WRITTEN EXERCISE
Leave the pictures out and print every record below exactly as it stands.

EXCERPTED DATA
* Begin *

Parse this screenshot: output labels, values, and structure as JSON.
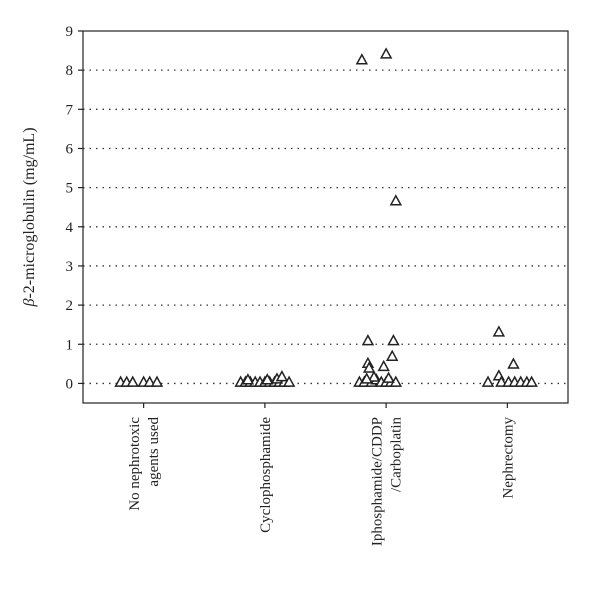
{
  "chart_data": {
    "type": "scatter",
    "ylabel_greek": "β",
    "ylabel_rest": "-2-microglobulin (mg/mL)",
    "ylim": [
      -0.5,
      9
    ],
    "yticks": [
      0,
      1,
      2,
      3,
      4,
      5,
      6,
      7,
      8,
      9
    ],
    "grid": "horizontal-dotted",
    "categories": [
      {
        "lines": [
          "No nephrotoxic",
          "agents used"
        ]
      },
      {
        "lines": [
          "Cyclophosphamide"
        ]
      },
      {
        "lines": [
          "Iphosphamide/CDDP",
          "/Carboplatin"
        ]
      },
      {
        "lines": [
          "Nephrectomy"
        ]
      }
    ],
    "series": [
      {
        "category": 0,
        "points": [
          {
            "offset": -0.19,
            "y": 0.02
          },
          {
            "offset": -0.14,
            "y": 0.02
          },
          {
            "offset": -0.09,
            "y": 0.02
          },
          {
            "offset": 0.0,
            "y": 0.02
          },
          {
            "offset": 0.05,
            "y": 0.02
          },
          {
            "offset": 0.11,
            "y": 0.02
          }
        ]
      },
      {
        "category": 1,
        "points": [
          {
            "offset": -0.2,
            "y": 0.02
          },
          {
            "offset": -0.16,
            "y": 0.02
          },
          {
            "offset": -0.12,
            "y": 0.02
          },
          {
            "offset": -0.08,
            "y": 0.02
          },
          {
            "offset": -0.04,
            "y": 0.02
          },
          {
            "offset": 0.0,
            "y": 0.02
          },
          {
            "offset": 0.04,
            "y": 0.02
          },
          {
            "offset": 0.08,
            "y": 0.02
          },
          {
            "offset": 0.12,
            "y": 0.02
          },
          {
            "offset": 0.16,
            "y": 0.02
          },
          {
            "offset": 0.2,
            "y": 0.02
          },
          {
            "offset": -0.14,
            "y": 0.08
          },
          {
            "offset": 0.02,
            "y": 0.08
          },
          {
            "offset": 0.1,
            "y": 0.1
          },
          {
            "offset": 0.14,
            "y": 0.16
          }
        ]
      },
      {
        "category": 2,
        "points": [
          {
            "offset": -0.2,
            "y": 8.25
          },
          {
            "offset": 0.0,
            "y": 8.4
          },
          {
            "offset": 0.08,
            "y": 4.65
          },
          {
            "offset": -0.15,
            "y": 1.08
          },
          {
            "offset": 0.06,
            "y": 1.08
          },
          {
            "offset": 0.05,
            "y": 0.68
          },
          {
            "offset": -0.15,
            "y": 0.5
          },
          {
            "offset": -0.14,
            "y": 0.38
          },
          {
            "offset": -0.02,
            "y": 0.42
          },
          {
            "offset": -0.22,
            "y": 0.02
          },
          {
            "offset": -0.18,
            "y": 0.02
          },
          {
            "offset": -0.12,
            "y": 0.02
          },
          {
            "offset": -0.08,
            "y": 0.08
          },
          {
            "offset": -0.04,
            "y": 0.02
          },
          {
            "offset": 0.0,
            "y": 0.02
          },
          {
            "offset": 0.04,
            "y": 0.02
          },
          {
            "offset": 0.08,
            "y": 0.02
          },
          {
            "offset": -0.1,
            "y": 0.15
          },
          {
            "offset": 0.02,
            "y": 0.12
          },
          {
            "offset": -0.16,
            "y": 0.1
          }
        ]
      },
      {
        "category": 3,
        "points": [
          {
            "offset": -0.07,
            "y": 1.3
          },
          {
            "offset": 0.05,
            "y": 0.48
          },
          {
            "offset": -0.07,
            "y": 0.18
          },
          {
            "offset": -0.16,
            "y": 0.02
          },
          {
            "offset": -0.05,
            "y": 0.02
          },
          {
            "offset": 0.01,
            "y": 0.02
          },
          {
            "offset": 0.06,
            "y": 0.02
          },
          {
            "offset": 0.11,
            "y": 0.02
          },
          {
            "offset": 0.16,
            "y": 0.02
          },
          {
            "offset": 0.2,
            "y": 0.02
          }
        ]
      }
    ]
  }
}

* End *

ANSWER
Parse this screenshot: output labels, values, and structure as JSON.
{
  "chart_data": {
    "type": "scatter",
    "ylabel_greek": "β",
    "ylabel_rest": "-2-microglobulin (mg/mL)",
    "ylim": [
      -0.5,
      9
    ],
    "yticks": [
      0,
      1,
      2,
      3,
      4,
      5,
      6,
      7,
      8,
      9
    ],
    "grid": "horizontal-dotted",
    "categories": [
      {
        "lines": [
          "No nephrotoxic",
          "agents used"
        ]
      },
      {
        "lines": [
          "Cyclophosphamide"
        ]
      },
      {
        "lines": [
          "Iphosphamide/CDDP",
          "/Carboplatin"
        ]
      },
      {
        "lines": [
          "Nephrectomy"
        ]
      }
    ],
    "series": [
      {
        "category": 0,
        "points": [
          {
            "offset": -0.19,
            "y": 0.02
          },
          {
            "offset": -0.14,
            "y": 0.02
          },
          {
            "offset": -0.09,
            "y": 0.02
          },
          {
            "offset": 0.0,
            "y": 0.02
          },
          {
            "offset": 0.05,
            "y": 0.02
          },
          {
            "offset": 0.11,
            "y": 0.02
          }
        ]
      },
      {
        "category": 1,
        "points": [
          {
            "offset": -0.2,
            "y": 0.02
          },
          {
            "offset": -0.16,
            "y": 0.02
          },
          {
            "offset": -0.12,
            "y": 0.02
          },
          {
            "offset": -0.08,
            "y": 0.02
          },
          {
            "offset": -0.04,
            "y": 0.02
          },
          {
            "offset": 0.0,
            "y": 0.02
          },
          {
            "offset": 0.04,
            "y": 0.02
          },
          {
            "offset": 0.08,
            "y": 0.02
          },
          {
            "offset": 0.12,
            "y": 0.02
          },
          {
            "offset": 0.16,
            "y": 0.02
          },
          {
            "offset": 0.2,
            "y": 0.02
          },
          {
            "offset": -0.14,
            "y": 0.08
          },
          {
            "offset": 0.02,
            "y": 0.08
          },
          {
            "offset": 0.1,
            "y": 0.1
          },
          {
            "offset": 0.14,
            "y": 0.16
          }
        ]
      },
      {
        "category": 2,
        "points": [
          {
            "offset": -0.2,
            "y": 8.25
          },
          {
            "offset": 0.0,
            "y": 8.4
          },
          {
            "offset": 0.08,
            "y": 4.65
          },
          {
            "offset": -0.15,
            "y": 1.08
          },
          {
            "offset": 0.06,
            "y": 1.08
          },
          {
            "offset": 0.05,
            "y": 0.68
          },
          {
            "offset": -0.15,
            "y": 0.5
          },
          {
            "offset": -0.14,
            "y": 0.38
          },
          {
            "offset": -0.02,
            "y": 0.42
          },
          {
            "offset": -0.22,
            "y": 0.02
          },
          {
            "offset": -0.18,
            "y": 0.02
          },
          {
            "offset": -0.12,
            "y": 0.02
          },
          {
            "offset": -0.08,
            "y": 0.08
          },
          {
            "offset": -0.04,
            "y": 0.02
          },
          {
            "offset": 0.0,
            "y": 0.02
          },
          {
            "offset": 0.04,
            "y": 0.02
          },
          {
            "offset": 0.08,
            "y": 0.02
          },
          {
            "offset": -0.1,
            "y": 0.15
          },
          {
            "offset": 0.02,
            "y": 0.12
          },
          {
            "offset": -0.16,
            "y": 0.1
          }
        ]
      },
      {
        "category": 3,
        "points": [
          {
            "offset": -0.07,
            "y": 1.3
          },
          {
            "offset": 0.05,
            "y": 0.48
          },
          {
            "offset": -0.07,
            "y": 0.18
          },
          {
            "offset": -0.16,
            "y": 0.02
          },
          {
            "offset": -0.05,
            "y": 0.02
          },
          {
            "offset": 0.01,
            "y": 0.02
          },
          {
            "offset": 0.06,
            "y": 0.02
          },
          {
            "offset": 0.11,
            "y": 0.02
          },
          {
            "offset": 0.16,
            "y": 0.02
          },
          {
            "offset": 0.2,
            "y": 0.02
          }
        ]
      }
    ]
  }
}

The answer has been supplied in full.